- _Requirement_:
Reproduce every entry exactly as shown.

^^^^^^^^^^^^^^^^

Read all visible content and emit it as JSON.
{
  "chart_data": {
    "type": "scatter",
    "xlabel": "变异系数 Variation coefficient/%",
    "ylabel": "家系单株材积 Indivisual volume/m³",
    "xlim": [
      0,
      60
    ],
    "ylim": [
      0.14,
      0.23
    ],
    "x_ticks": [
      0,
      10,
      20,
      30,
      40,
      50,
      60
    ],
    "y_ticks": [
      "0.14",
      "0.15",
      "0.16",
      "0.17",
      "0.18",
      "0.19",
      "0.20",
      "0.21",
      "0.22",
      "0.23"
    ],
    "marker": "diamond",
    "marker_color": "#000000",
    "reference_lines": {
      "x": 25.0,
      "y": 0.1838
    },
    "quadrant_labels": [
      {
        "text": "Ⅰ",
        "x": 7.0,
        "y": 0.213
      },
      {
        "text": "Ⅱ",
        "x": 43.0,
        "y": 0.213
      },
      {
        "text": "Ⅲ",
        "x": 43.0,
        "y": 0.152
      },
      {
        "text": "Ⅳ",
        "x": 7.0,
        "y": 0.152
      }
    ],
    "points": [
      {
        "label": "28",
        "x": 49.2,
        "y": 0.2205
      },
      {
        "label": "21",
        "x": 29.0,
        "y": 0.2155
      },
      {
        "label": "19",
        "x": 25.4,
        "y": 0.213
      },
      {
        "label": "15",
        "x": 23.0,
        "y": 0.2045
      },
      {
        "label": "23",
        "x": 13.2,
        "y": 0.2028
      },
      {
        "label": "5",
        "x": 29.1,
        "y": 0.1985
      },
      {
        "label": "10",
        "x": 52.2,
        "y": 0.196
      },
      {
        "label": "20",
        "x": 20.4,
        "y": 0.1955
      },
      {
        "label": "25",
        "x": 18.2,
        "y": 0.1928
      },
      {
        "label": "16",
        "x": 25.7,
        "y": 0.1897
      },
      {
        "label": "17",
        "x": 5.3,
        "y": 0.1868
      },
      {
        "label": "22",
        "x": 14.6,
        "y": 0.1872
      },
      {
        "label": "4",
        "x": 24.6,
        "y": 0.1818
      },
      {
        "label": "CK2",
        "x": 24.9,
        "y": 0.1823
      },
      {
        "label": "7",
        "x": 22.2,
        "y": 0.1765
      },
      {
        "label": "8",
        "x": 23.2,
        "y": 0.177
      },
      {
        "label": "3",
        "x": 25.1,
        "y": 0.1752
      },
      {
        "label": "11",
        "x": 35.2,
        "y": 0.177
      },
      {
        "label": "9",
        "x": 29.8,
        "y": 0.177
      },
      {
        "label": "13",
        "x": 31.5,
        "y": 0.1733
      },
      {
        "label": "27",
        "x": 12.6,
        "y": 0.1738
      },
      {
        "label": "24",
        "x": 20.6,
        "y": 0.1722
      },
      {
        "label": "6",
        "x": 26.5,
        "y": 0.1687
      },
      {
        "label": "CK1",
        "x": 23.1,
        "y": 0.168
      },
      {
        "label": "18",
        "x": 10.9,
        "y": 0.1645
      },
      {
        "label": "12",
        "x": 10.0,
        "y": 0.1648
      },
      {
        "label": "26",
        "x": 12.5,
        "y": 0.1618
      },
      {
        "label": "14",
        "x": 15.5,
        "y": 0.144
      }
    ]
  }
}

^^^^^^^^^^^^^^^^

- _Exercise answer_:
Read all visible content and emit it as JSON.
{
  "chart_data": {
    "type": "scatter",
    "xlabel": "变异系数 Variation coefficient/%",
    "ylabel": "家系单株材积 Indivisual volume/m³",
    "xlim": [
      0,
      60
    ],
    "ylim": [
      0.14,
      0.23
    ],
    "x_ticks": [
      0,
      10,
      20,
      30,
      40,
      50,
      60
    ],
    "y_ticks": [
      "0.14",
      "0.15",
      "0.16",
      "0.17",
      "0.18",
      "0.19",
      "0.20",
      "0.21",
      "0.22",
      "0.23"
    ],
    "marker": "diamond",
    "marker_color": "#000000",
    "reference_lines": {
      "x": 25.0,
      "y": 0.1838
    },
    "quadrant_labels": [
      {
        "text": "Ⅰ",
        "x": 7.0,
        "y": 0.213
      },
      {
        "text": "Ⅱ",
        "x": 43.0,
        "y": 0.213
      },
      {
        "text": "Ⅲ",
        "x": 43.0,
        "y": 0.152
      },
      {
        "text": "Ⅳ",
        "x": 7.0,
        "y": 0.152
      }
    ],
    "points": [
      {
        "label": "28",
        "x": 49.2,
        "y": 0.2205
      },
      {
        "label": "21",
        "x": 29.0,
        "y": 0.2155
      },
      {
        "label": "19",
        "x": 25.4,
        "y": 0.213
      },
      {
        "label": "15",
        "x": 23.0,
        "y": 0.2045
      },
      {
        "label": "23",
        "x": 13.2,
        "y": 0.2028
      },
      {
        "label": "5",
        "x": 29.1,
        "y": 0.1985
      },
      {
        "label": "10",
        "x": 52.2,
        "y": 0.196
      },
      {
        "label": "20",
        "x": 20.4,
        "y": 0.1955
      },
      {
        "label": "25",
        "x": 18.2,
        "y": 0.1928
      },
      {
        "label": "16",
        "x": 25.7,
        "y": 0.1897
      },
      {
        "label": "17",
        "x": 5.3,
        "y": 0.1868
      },
      {
        "label": "22",
        "x": 14.6,
        "y": 0.1872
      },
      {
        "label": "4",
        "x": 24.6,
        "y": 0.1818
      },
      {
        "label": "CK2",
        "x": 24.9,
        "y": 0.1823
      },
      {
        "label": "7",
        "x": 22.2,
        "y": 0.1765
      },
      {
        "label": "8",
        "x": 23.2,
        "y": 0.177
      },
      {
        "label": "3",
        "x": 25.1,
        "y": 0.1752
      },
      {
        "label": "11",
        "x": 35.2,
        "y": 0.177
      },
      {
        "label": "9",
        "x": 29.8,
        "y": 0.177
      },
      {
        "label": "13",
        "x": 31.5,
        "y": 0.1733
      },
      {
        "label": "27",
        "x": 12.6,
        "y": 0.1738
      },
      {
        "label": "24",
        "x": 20.6,
        "y": 0.1722
      },
      {
        "label": "6",
        "x": 26.5,
        "y": 0.1687
      },
      {
        "label": "CK1",
        "x": 23.1,
        "y": 0.168
      },
      {
        "label": "18",
        "x": 10.9,
        "y": 0.1645
      },
      {
        "label": "12",
        "x": 10.0,
        "y": 0.1648
      },
      {
        "label": "26",
        "x": 12.5,
        "y": 0.1618
      },
      {
        "label": "14",
        "x": 15.5,
        "y": 0.144
      }
    ]
  }
}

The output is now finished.